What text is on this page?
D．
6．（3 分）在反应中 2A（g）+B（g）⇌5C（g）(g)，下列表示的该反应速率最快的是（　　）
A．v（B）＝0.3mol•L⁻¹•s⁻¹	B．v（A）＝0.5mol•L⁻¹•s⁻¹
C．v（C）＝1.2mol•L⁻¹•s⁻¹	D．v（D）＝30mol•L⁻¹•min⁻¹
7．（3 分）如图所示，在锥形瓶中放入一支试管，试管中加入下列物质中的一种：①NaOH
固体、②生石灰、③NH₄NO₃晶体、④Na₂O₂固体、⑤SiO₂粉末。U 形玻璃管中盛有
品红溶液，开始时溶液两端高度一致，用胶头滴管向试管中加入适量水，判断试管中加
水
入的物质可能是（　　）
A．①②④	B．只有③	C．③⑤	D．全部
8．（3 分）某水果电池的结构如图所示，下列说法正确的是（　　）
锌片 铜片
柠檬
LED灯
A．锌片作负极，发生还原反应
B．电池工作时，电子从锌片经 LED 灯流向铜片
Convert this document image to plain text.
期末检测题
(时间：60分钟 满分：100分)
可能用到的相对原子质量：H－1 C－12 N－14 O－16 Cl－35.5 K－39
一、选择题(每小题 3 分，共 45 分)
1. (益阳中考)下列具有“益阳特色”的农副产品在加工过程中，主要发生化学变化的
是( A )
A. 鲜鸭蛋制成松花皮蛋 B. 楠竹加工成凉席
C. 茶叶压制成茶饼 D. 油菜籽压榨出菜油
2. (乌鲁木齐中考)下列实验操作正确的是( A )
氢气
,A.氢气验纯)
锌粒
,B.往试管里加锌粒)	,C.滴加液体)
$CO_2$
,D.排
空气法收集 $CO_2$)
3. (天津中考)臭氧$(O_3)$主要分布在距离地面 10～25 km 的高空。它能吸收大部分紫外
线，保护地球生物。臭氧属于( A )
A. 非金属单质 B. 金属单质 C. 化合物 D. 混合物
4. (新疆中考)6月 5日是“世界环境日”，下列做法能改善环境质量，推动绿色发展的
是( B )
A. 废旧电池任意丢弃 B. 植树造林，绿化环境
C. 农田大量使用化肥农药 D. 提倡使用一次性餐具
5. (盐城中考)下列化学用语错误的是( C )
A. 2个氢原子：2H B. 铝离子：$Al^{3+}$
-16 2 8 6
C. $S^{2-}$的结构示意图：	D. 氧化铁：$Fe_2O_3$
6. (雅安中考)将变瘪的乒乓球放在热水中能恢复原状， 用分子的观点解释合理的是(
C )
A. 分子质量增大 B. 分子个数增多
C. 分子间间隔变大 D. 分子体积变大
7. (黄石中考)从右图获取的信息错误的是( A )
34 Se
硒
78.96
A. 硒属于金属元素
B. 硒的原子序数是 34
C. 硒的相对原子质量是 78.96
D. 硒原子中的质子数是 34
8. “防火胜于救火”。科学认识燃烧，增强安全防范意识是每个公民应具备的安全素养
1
──────────────────────────────
◆ TASK
Starting at the line that contains "Convert this document image to plain text.", copy each line exactly through the end of the listing above. Include that first line and the last one, and add nothing.

◆ ANSWER FOR THE TASK
Convert this document image to plain text.
期末检测题
(时间：60分钟 满分：100分)
可能用到的相对原子质量：H－1 C－12 N－14 O－16 Cl－35.5 K－39
一、选择题(每小题 3 分，共 45 分)
1. (益阳中考)下列具有“益阳特色”的农副产品在加工过程中，主要发生化学变化的
是( A )
A. 鲜鸭蛋制成松花皮蛋 B. 楠竹加工成凉席
C. 茶叶压制成茶饼 D. 油菜籽压榨出菜油
2. (乌鲁木齐中考)下列实验操作正确的是( A )
氢气
,A.氢气验纯)
锌粒
,B.往试管里加锌粒)	,C.滴加液体)
$CO_2$
,D.排
空气法收集 $CO_2$)
3. (天津中考)臭氧$(O_3)$主要分布在距离地面 10～25 km 的高空。它能吸收大部分紫外
线，保护地球生物。臭氧属于( A )
A. 非金属单质 B. 金属单质 C. 化合物 D. 混合物
4. (新疆中考)6月 5日是“世界环境日”，下列做法能改善环境质量，推动绿色发展的
是( B )
A. 废旧电池任意丢弃 B. 植树造林，绿化环境
C. 农田大量使用化肥农药 D. 提倡使用一次性餐具
5. (盐城中考)下列化学用语错误的是( C )
A. 2个氢原子：2H B. 铝离子：$Al^{3+}$
-16 2 8 6
C. $S^{2-}$的结构示意图：	D. 氧化铁：$Fe_2O_3$
6. (雅安中考)将变瘪的乒乓球放在热水中能恢复原状， 用分子的观点解释合理的是(
C )
A. 分子质量增大 B. 分子个数增多
C. 分子间间隔变大 D. 分子体积变大
7. (黄石中考)从右图获取的信息错误的是( A )
34 Se
硒
78.96
A. 硒属于金属元素
B. 硒的原子序数是 34
C. 硒的相对原子质量是 78.96
D. 硒原子中的质子数是 34
8. “防火胜于救火”。科学认识燃烧，增强安全防范意识是每个公民应具备的安全素养
1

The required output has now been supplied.